=== Goal ===
Scan the listing below for the word "Liquidation" and state how many lines hold it. Write nothing but the number.

=== Input data ===
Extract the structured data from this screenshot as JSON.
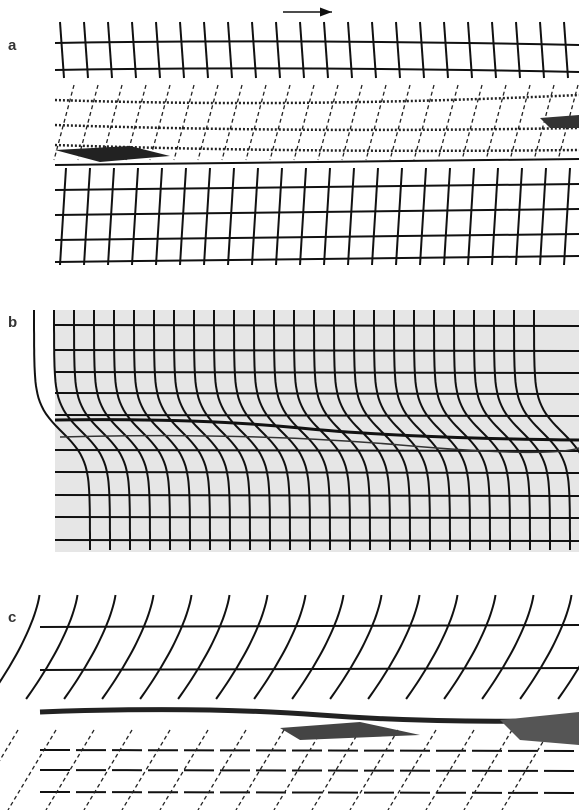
{
  "panels": [
    {
      "label": "a"
    },
    {
      "label": "b"
    },
    {
      "label": "c"
    }
  ]
}
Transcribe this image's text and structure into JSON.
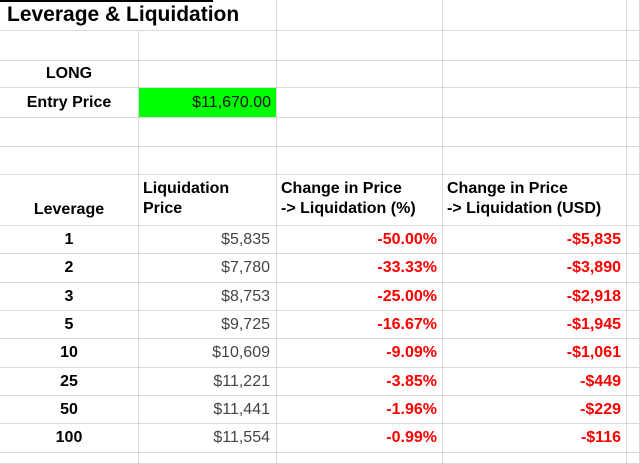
{
  "app": {
    "title": "Leverage & Liquidation"
  },
  "position": {
    "label": "LONG"
  },
  "entry": {
    "label": "Entry Price",
    "value": "$11,670.00"
  },
  "table": {
    "headers": {
      "leverage": "Leverage",
      "liq_price_l1": "Liquidation",
      "liq_price_l2": "Price",
      "pct_l1": "Change in Price",
      "pct_l2": "-> Liquidation (%)",
      "usd_l1": "Change in Price",
      "usd_l2": "-> Liquidation (USD)"
    },
    "rows": [
      {
        "leverage": "1",
        "liq_price": "$5,835",
        "pct": "-50.00%",
        "usd": "-$5,835"
      },
      {
        "leverage": "2",
        "liq_price": "$7,780",
        "pct": "-33.33%",
        "usd": "-$3,890"
      },
      {
        "leverage": "3",
        "liq_price": "$8,753",
        "pct": "-25.00%",
        "usd": "-$2,918"
      },
      {
        "leverage": "5",
        "liq_price": "$9,725",
        "pct": "-16.67%",
        "usd": "-$1,945"
      },
      {
        "leverage": "10",
        "liq_price": "$10,609",
        "pct": "-9.09%",
        "usd": "-$1,061"
      },
      {
        "leverage": "25",
        "liq_price": "$11,221",
        "pct": "-3.85%",
        "usd": "-$449"
      },
      {
        "leverage": "50",
        "liq_price": "$11,441",
        "pct": "-1.96%",
        "usd": "-$229"
      },
      {
        "leverage": "100",
        "liq_price": "$11,554",
        "pct": "-0.99%",
        "usd": "-$116"
      }
    ]
  },
  "colors": {
    "highlight_green": "#00ff00",
    "negative_red": "#ff0000",
    "gridline": "#d9d9d9"
  }
}
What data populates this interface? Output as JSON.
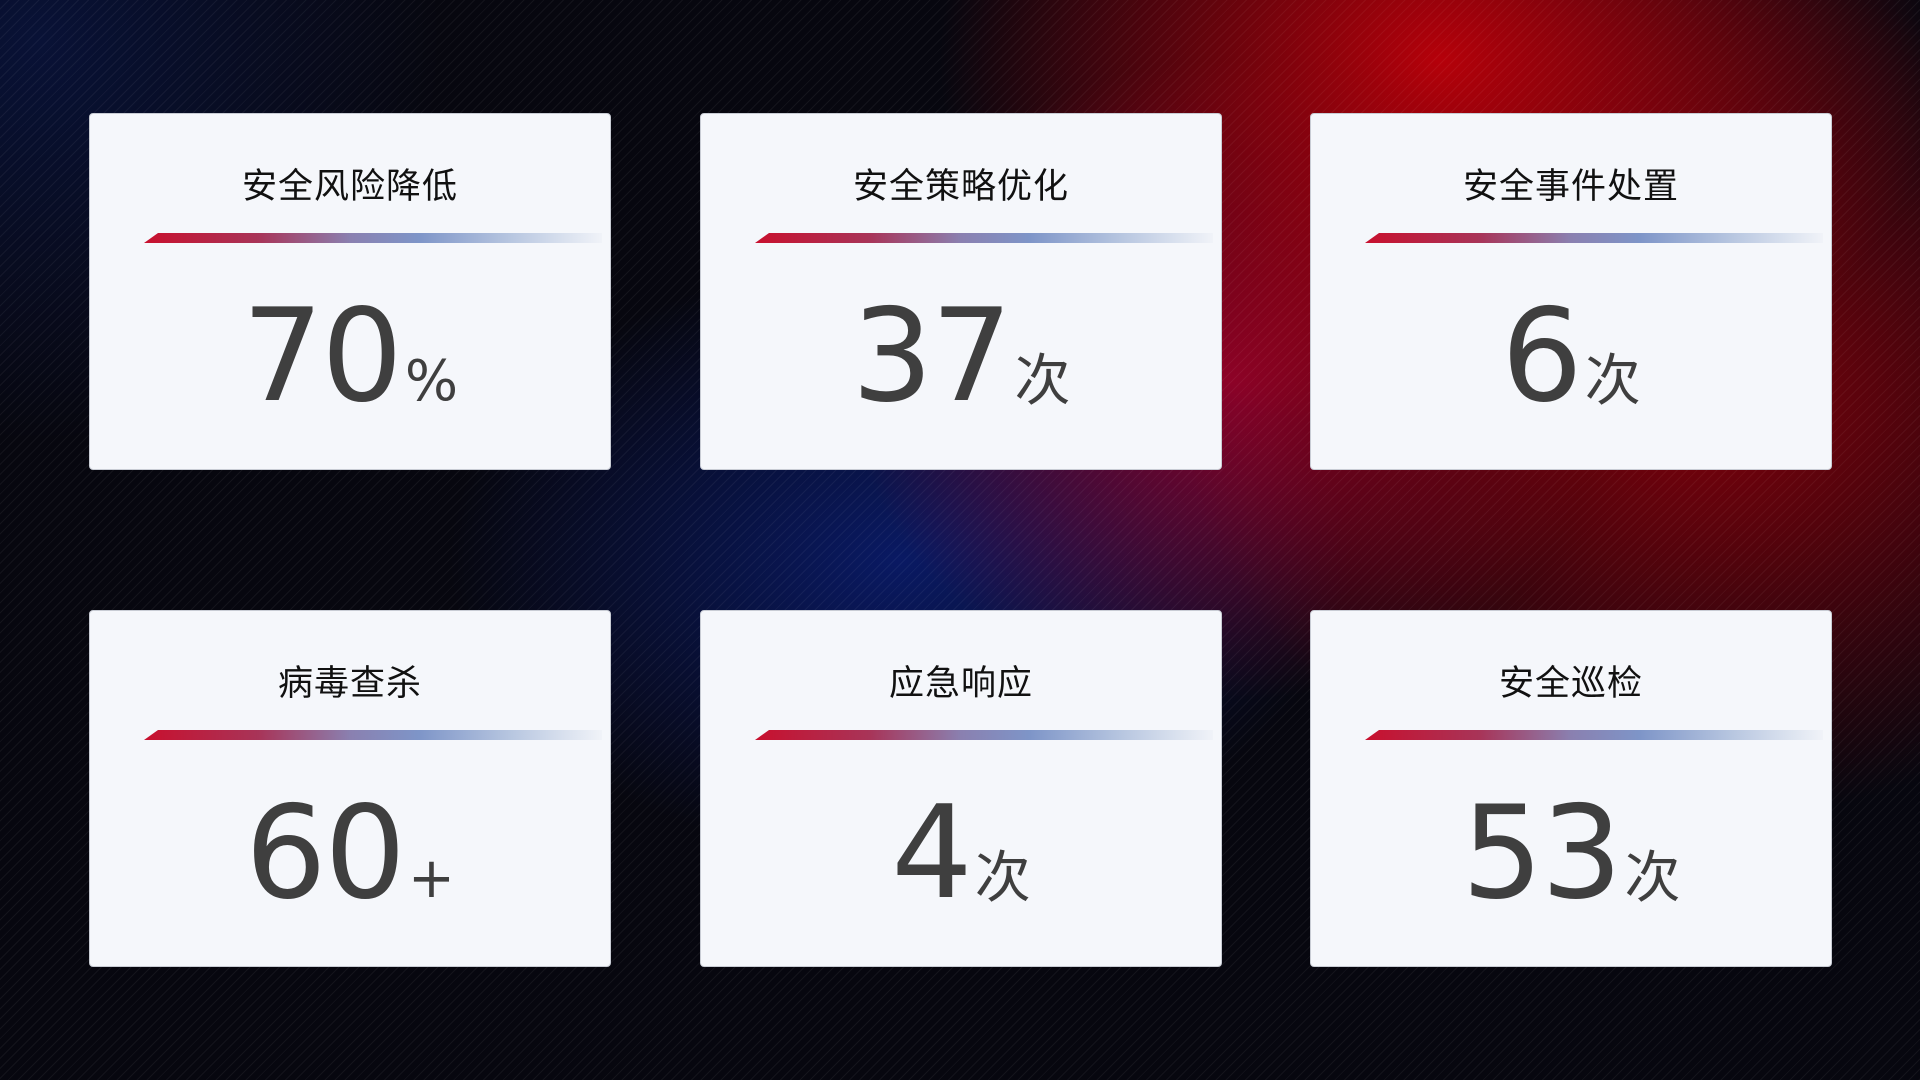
{
  "cards": [
    {
      "title": "安全风险降低",
      "value": "70",
      "unit": "%"
    },
    {
      "title": "安全策略优化",
      "value": "37",
      "unit": "次"
    },
    {
      "title": "安全事件处置",
      "value": "6",
      "unit": "次"
    },
    {
      "title": "病毒查杀",
      "value": "60",
      "unit": "+"
    },
    {
      "title": "应急响应",
      "value": "4",
      "unit": "次"
    },
    {
      "title": "安全巡检",
      "value": "53",
      "unit": "次"
    }
  ],
  "colors": {
    "accent_red": "#c8102e",
    "accent_blue": "#7e95c8",
    "card_bg": "#f5f7fb",
    "value_text": "#3f3f3f"
  }
}
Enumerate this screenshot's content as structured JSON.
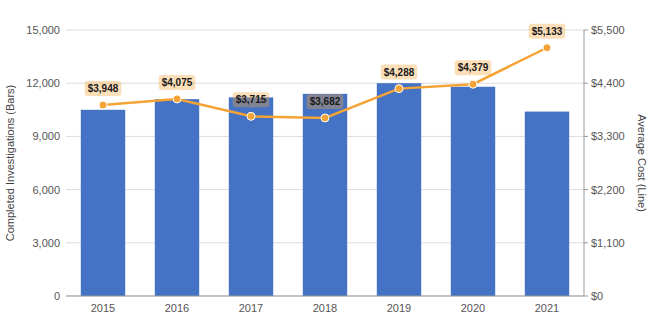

=== Task answer ===
4